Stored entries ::
^^^^

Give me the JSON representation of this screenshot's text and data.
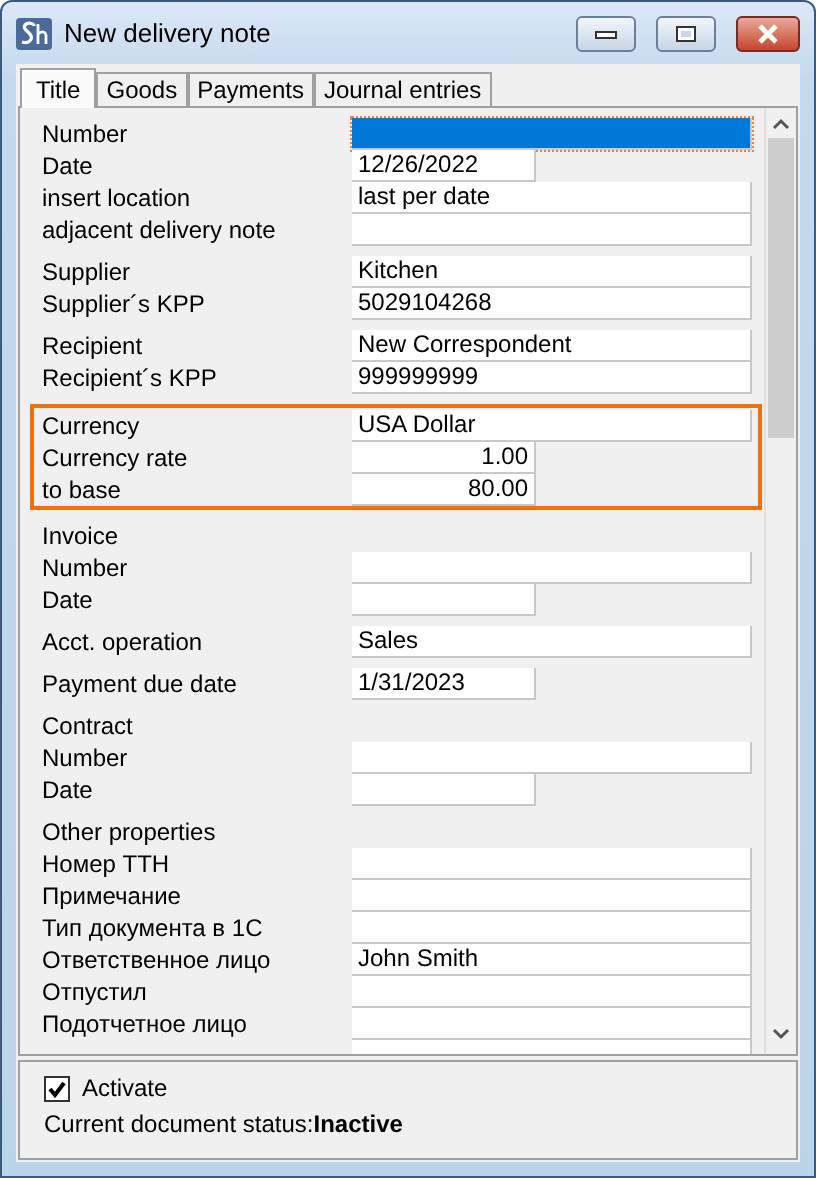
{
  "window": {
    "title": "New delivery note"
  },
  "tabs": [
    {
      "label": "Title",
      "selected": true
    },
    {
      "label": "Goods",
      "selected": false
    },
    {
      "label": "Payments",
      "selected": false
    },
    {
      "label": "Journal entries",
      "selected": false
    }
  ],
  "groups": [
    {
      "highlighted": false,
      "rows": [
        {
          "label": "Number",
          "value": "",
          "kind": "wide",
          "focused": true
        },
        {
          "label": "Date",
          "value": "12/26/2022",
          "kind": "short",
          "focused": false
        },
        {
          "label": "insert location",
          "value": "last per date",
          "kind": "wide",
          "focused": false
        },
        {
          "label": "adjacent delivery note",
          "value": "",
          "kind": "wide",
          "focused": false
        }
      ]
    },
    {
      "highlighted": false,
      "rows": [
        {
          "label": "Supplier",
          "value": "Kitchen",
          "kind": "wide",
          "focused": false
        },
        {
          "label": "Supplier´s KPP",
          "value": "5029104268",
          "kind": "wide",
          "focused": false
        }
      ]
    },
    {
      "highlighted": false,
      "rows": [
        {
          "label": "Recipient",
          "value": "New Correspondent",
          "kind": "wide",
          "focused": false
        },
        {
          "label": "Recipient´s KPP",
          "value": "999999999",
          "kind": "wide",
          "focused": false
        }
      ]
    },
    {
      "highlighted": true,
      "rows": [
        {
          "label": "Currency",
          "value": "USA Dollar",
          "kind": "wide",
          "focused": false
        },
        {
          "label": "Currency rate",
          "value": "1.00",
          "kind": "number",
          "focused": false
        },
        {
          "label": "to base",
          "value": "80.00",
          "kind": "number",
          "focused": false
        }
      ]
    },
    {
      "highlighted": false,
      "heading": "Invoice",
      "rows": [
        {
          "label": "Number",
          "value": "",
          "kind": "wide",
          "focused": false
        },
        {
          "label": "Date",
          "value": "",
          "kind": "short",
          "focused": false
        }
      ]
    },
    {
      "highlighted": false,
      "rows": [
        {
          "label": "Acct. operation",
          "value": "Sales",
          "kind": "wide",
          "focused": false
        }
      ]
    },
    {
      "highlighted": false,
      "rows": [
        {
          "label": "Payment due date",
          "value": "1/31/2023",
          "kind": "short",
          "focused": false
        }
      ]
    },
    {
      "highlighted": false,
      "heading": "Contract",
      "rows": [
        {
          "label": "Number",
          "value": "",
          "kind": "wide",
          "focused": false
        },
        {
          "label": "Date",
          "value": "",
          "kind": "short",
          "focused": false
        }
      ]
    },
    {
      "highlighted": false,
      "heading": "Other properties",
      "rows": [
        {
          "label": "Номер ТТН",
          "value": "",
          "kind": "wide",
          "focused": false
        },
        {
          "label": "Примечание",
          "value": "",
          "kind": "wide",
          "focused": false
        },
        {
          "label": "Тип документа в 1С",
          "value": "",
          "kind": "wide",
          "focused": false
        },
        {
          "label": "Ответственное лицо",
          "value": "John Smith",
          "kind": "wide",
          "focused": false
        },
        {
          "label": "Отпустил",
          "value": "",
          "kind": "wide",
          "focused": false
        },
        {
          "label": "Подотчетное лицо",
          "value": "",
          "kind": "wide",
          "focused": false
        },
        {
          "value": "",
          "kind": "wide",
          "focused": false
        }
      ]
    }
  ],
  "activate": {
    "label": "Activate",
    "checked": true
  },
  "status": {
    "label": "Current document status:",
    "value": "Inactive"
  }
}
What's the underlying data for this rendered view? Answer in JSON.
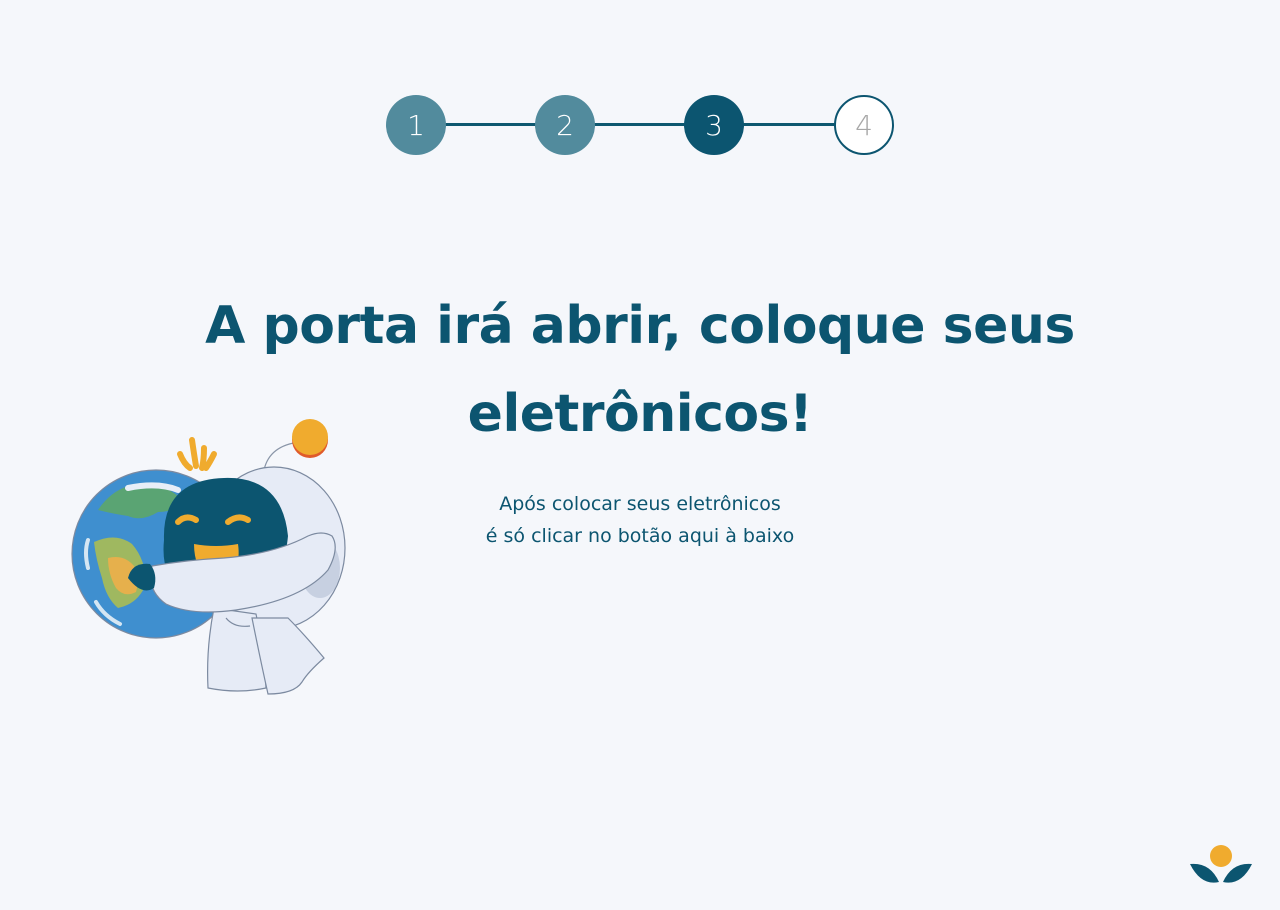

^^^^

Determine how many lines include the word "Currency" and report that number by itself.

Final result ::
2